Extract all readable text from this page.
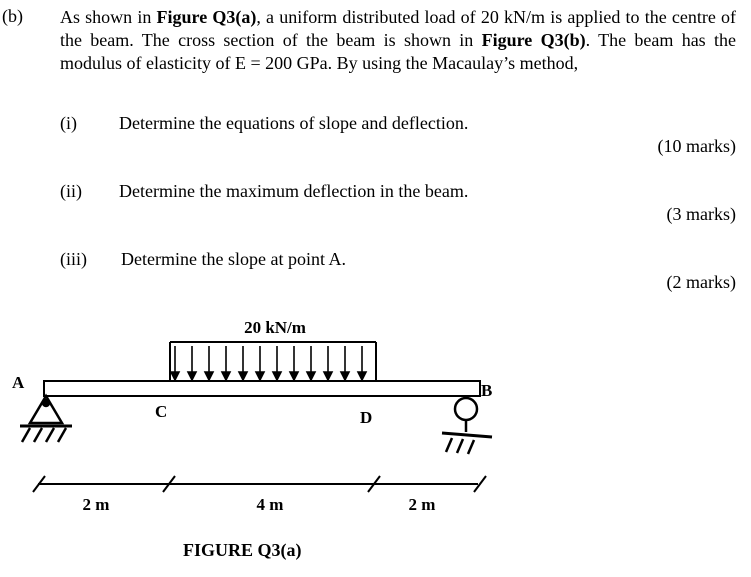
(b) As shown in Figure Q3(a), a uniform distributed load of 20 kN/m is applied to the centre of the beam. The cross section of the beam is shown in Figure Q3(b). The beam has the modulus of elasticity of E = 200 GPa. By using the Macaulay’s method,
(i) Determine the equations of slope and deflection.
(10 marks)
(ii) Determine the maximum deflection in the beam.
(3 marks)
(iii) Determine the slope at point A.
(2 marks)
20 kN/m
A	B
C	D
2 m	4 m	2 m
FIGURE Q3(a)
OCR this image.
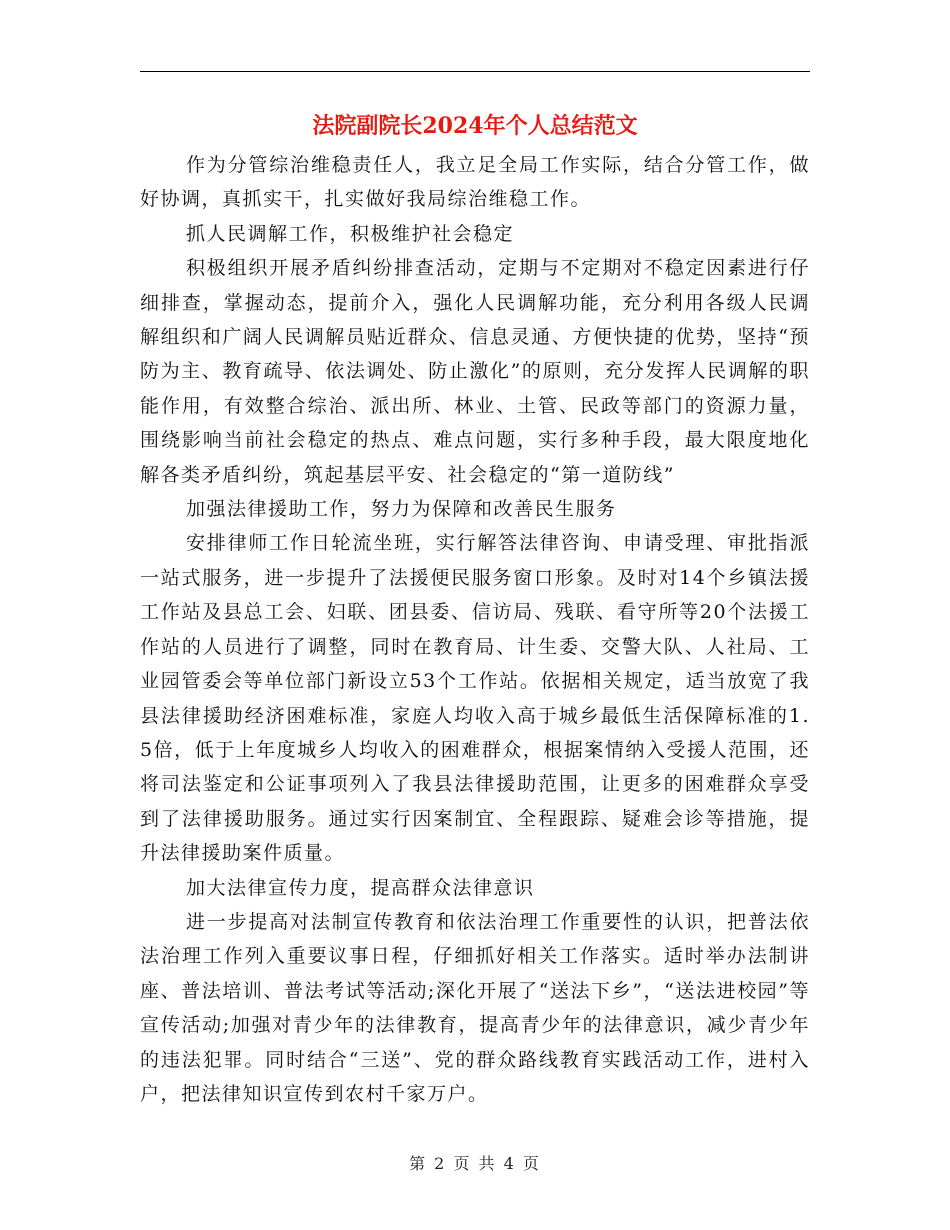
法院副院长2024年个人总结范文

作为分管综治维稳责任人，我立足全局工作实际，结合分管工作，做好协调，真抓实干，扎实做好我局综治维稳工作。

抓人民调解工作，积极维护社会稳定

积极组织开展矛盾纠纷排查活动，定期与不定期对不稳定因素进行仔细排查，掌握动态，提前介入，强化人民调解功能，充分利用各级人民调解组织和广阔人民调解员贴近群众、信息灵通、方便快捷的优势，坚持“预防为主、教育疏导、依法调处、防止激化”的原则，充分发挥人民调解的职能作用，有效整合综治、派出所、林业、土管、民政等部门的资源力量，围绕影响当前社会稳定的热点、难点问题，实行多种手段，最大限度地化解各类矛盾纠纷，筑起基层平安、社会稳定的“第一道防线”

加强法律援助工作，努力为保障和改善民生服务

安排律师工作日轮流坐班，实行解答法律咨询、申请受理、审批指派一站式服务，进一步提升了法援便民服务窗口形象。及时对14个乡镇法援工作站及县总工会、妇联、团县委、信访局、残联、看守所等20个法援工作站的人员进行了调整，同时在教育局、计生委、交警大队、人社局、工业园管委会等单位部门新设立53个工作站。依据相关规定，适当放宽了我县法律援助经济困难标准，家庭人均收入高于城乡最低生活保障标准的1.5倍，低于上年度城乡人均收入的困难群众，根据案情纳入受援人范围，还将司法鉴定和公证事项列入了我县法律援助范围，让更多的困难群众享受到了法律援助服务。通过实行因案制宜、全程跟踪、疑难会诊等措施，提升法律援助案件质量。

加大法律宣传力度，提高群众法律意识

进一步提高对法制宣传教育和依法治理工作重要性的认识，把普法依法治理工作列入重要议事日程，仔细抓好相关工作落实。适时举办法制讲座、普法培训、普法考试等活动;深化开展了“送法下乡”，“送法进校园”等宣传活动;加强对青少年的法律教育，提高青少年的法律意识，减少青少年的违法犯罪。同时结合“三送”、党的群众路线教育实践活动工作，进村入户，把法律知识宣传到农村千家万户。

第 2 页 共 4 页
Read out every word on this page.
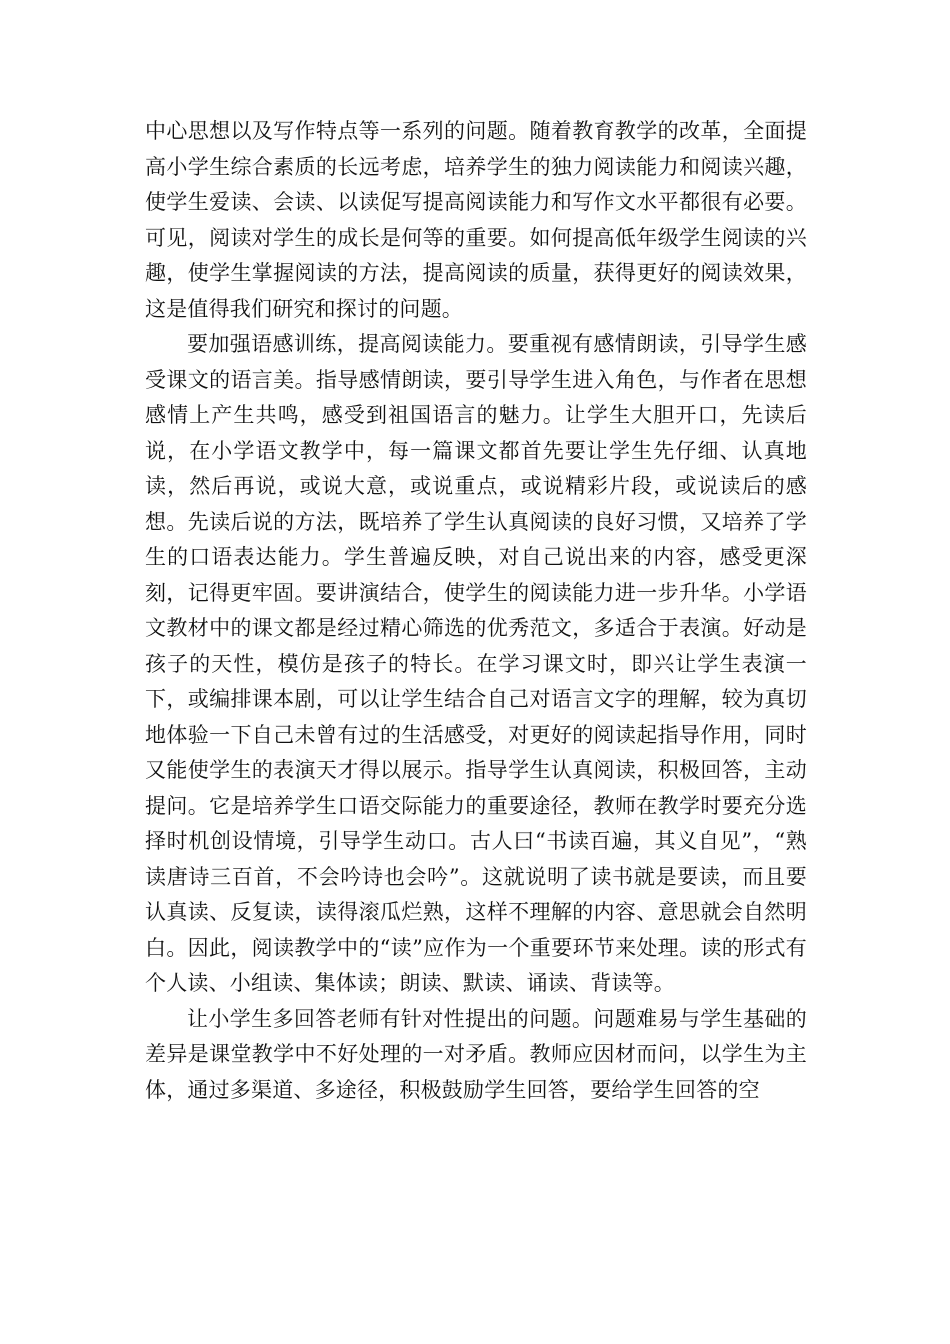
中心思想以及写作特点等一系列的问题。随着教育教学的改革，全面提高小学生综合素质的长远考虑，培养学生的独力阅读能力和阅读兴趣，使学生爱读、会读、以读促写提高阅读能力和写作文水平都很有必要。可见，阅读对学生的成长是何等的重要。如何提高低年级学生阅读的兴趣，使学生掌握阅读的方法，提高阅读的质量，获得更好的阅读效果，这是值得我们研究和探讨的问题。

要加强语感训练，提高阅读能力。要重视有感情朗读，引导学生感受课文的语言美。指导感情朗读，要引导学生进入角色，与作者在思想感情上产生共鸣，感受到祖国语言的魅力。让学生大胆开口，先读后说，在小学语文教学中，每一篇课文都首先要让学生先仔细、认真地读，然后再说，或说大意，或说重点，或说精彩片段，或说读后的感想。先读后说的方法，既培养了学生认真阅读的良好习惯，又培养了学生的口语表达能力。学生普遍反映，对自己说出来的内容，感受更深刻，记得更牢固。要讲演结合，使学生的阅读能力进一步升华。小学语文教材中的课文都是经过精心筛选的优秀范文，多适合于表演。好动是孩子的天性，模仿是孩子的特长。在学习课文时，即兴让学生表演一下，或编排课本剧，可以让学生结合自己对语言文字的理解，较为真切地体验一下自己未曾有过的生活感受，对更好的阅读起指导作用，同时又能使学生的表演天才得以展示。指导学生认真阅读，积极回答，主动提问。它是培养学生口语交际能力的重要途径，教师在教学时要充分选择时机创设情境，引导学生动口。古人曰“书读百遍，其义自见”，“熟读唐诗三百首，不会吟诗也会吟”。这就说明了读书就是要读，而且要认真读、反复读，读得滚瓜烂熟，这样不理解的内容、意思就会自然明白。因此，阅读教学中的“读”应作为一个重要环节来处理。读的形式有个人读、小组读、集体读；朗读、默读、诵读、背读等。

让小学生多回答老师有针对性提出的问题。问题难易与学生基础的差异是课堂教学中不好处理的一对矛盾。教师应因材而问，以学生为主体，通过多渠道、多途径，积极鼓励学生回答，要给学生回答的空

▶ _WHAT IS EXPECTED_
Copy all the entries word for word. Omit any pictures.

▶ _WORKED SOLUTION_
Extract all readable text from this page.
(b) As shown in Figure Q3(a), a uniform distributed load of 20 kN/m is applied to the centre of the beam. The cross section of the beam is shown in Figure Q3(b). The beam has the modulus of elasticity of E = 200 GPa. By using the Macaulay’s method,
(i) Determine the equations of slope and deflection.
(10 marks)
(ii) Determine the maximum deflection in the beam.
(3 marks)
(iii) Determine the slope at point A.
(2 marks)
20 kN/m
A	B
C	D
2 m	4 m	2 m
FIGURE Q3(a)
OCR this image.
法院副院长2024年个人总结范文

作为分管综治维稳责任人，我立足全局工作实际，结合分管工作，做好协调，真抓实干，扎实做好我局综治维稳工作。

抓人民调解工作，积极维护社会稳定

积极组织开展矛盾纠纷排查活动，定期与不定期对不稳定因素进行仔细排查，掌握动态，提前介入，强化人民调解功能，充分利用各级人民调解组织和广阔人民调解员贴近群众、信息灵通、方便快捷的优势，坚持“预防为主、教育疏导、依法调处、防止激化”的原则，充分发挥人民调解的职能作用，有效整合综治、派出所、林业、土管、民政等部门的资源力量，围绕影响当前社会稳定的热点、难点问题，实行多种手段，最大限度地化解各类矛盾纠纷，筑起基层平安、社会稳定的“第一道防线”

加强法律援助工作，努力为保障和改善民生服务

安排律师工作日轮流坐班，实行解答法律咨询、申请受理、审批指派一站式服务，进一步提升了法援便民服务窗口形象。及时对14个乡镇法援工作站及县总工会、妇联、团县委、信访局、残联、看守所等20个法援工作站的人员进行了调整，同时在教育局、计生委、交警大队、人社局、工业园管委会等单位部门新设立53个工作站。依据相关规定，适当放宽了我县法律援助经济困难标准，家庭人均收入高于城乡最低生活保障标准的1.5倍，低于上年度城乡人均收入的困难群众，根据案情纳入受援人范围，还将司法鉴定和公证事项列入了我县法律援助范围，让更多的困难群众享受到了法律援助服务。通过实行因案制宜、全程跟踪、疑难会诊等措施，提升法律援助案件质量。

加大法律宣传力度，提高群众法律意识

进一步提高对法制宣传教育和依法治理工作重要性的认识，把普法依法治理工作列入重要议事日程，仔细抓好相关工作落实。适时举办法制讲座、普法培训、普法考试等活动;深化开展了“送法下乡”，“送法进校园”等宣传活动;加强对青少年的法律教育，提高青少年的法律意识，减少青少年的违法犯罪。同时结合“三送”、党的群众路线教育实践活动工作，进村入户，把法律知识宣传到农村千家万户。

第 2 页 共 4 页
Read out every word on this page.
中心思想以及写作特点等一系列的问题。随着教育教学的改革，全面提高小学生综合素质的长远考虑，培养学生的独力阅读能力和阅读兴趣，使学生爱读、会读、以读促写提高阅读能力和写作文水平都很有必要。可见，阅读对学生的成长是何等的重要。如何提高低年级学生阅读的兴趣，使学生掌握阅读的方法，提高阅读的质量，获得更好的阅读效果，这是值得我们研究和探讨的问题。

要加强语感训练，提高阅读能力。要重视有感情朗读，引导学生感受课文的语言美。指导感情朗读，要引导学生进入角色，与作者在思想感情上产生共鸣，感受到祖国语言的魅力。让学生大胆开口，先读后说，在小学语文教学中，每一篇课文都首先要让学生先仔细、认真地读，然后再说，或说大意，或说重点，或说精彩片段，或说读后的感想。先读后说的方法，既培养了学生认真阅读的良好习惯，又培养了学生的口语表达能力。学生普遍反映，对自己说出来的内容，感受更深刻，记得更牢固。要讲演结合，使学生的阅读能力进一步升华。小学语文教材中的课文都是经过精心筛选的优秀范文，多适合于表演。好动是孩子的天性，模仿是孩子的特长。在学习课文时，即兴让学生表演一下，或编排课本剧，可以让学生结合自己对语言文字的理解，较为真切地体验一下自己未曾有过的生活感受，对更好的阅读起指导作用，同时又能使学生的表演天才得以展示。指导学生认真阅读，积极回答，主动提问。它是培养学生口语交际能力的重要途径，教师在教学时要充分选择时机创设情境，引导学生动口。古人曰“书读百遍，其义自见”，“熟读唐诗三百首，不会吟诗也会吟”。这就说明了读书就是要读，而且要认真读、反复读，读得滚瓜烂熟，这样不理解的内容、意思就会自然明白。因此，阅读教学中的“读”应作为一个重要环节来处理。读的形式有个人读、小组读、集体读；朗读、默读、诵读、背读等。

让小学生多回答老师有针对性提出的问题。问题难易与学生基础的差异是课堂教学中不好处理的一对矛盾。教师应因材而问，以学生为主体，通过多渠道、多途径，积极鼓励学生回答，要给学生回答的空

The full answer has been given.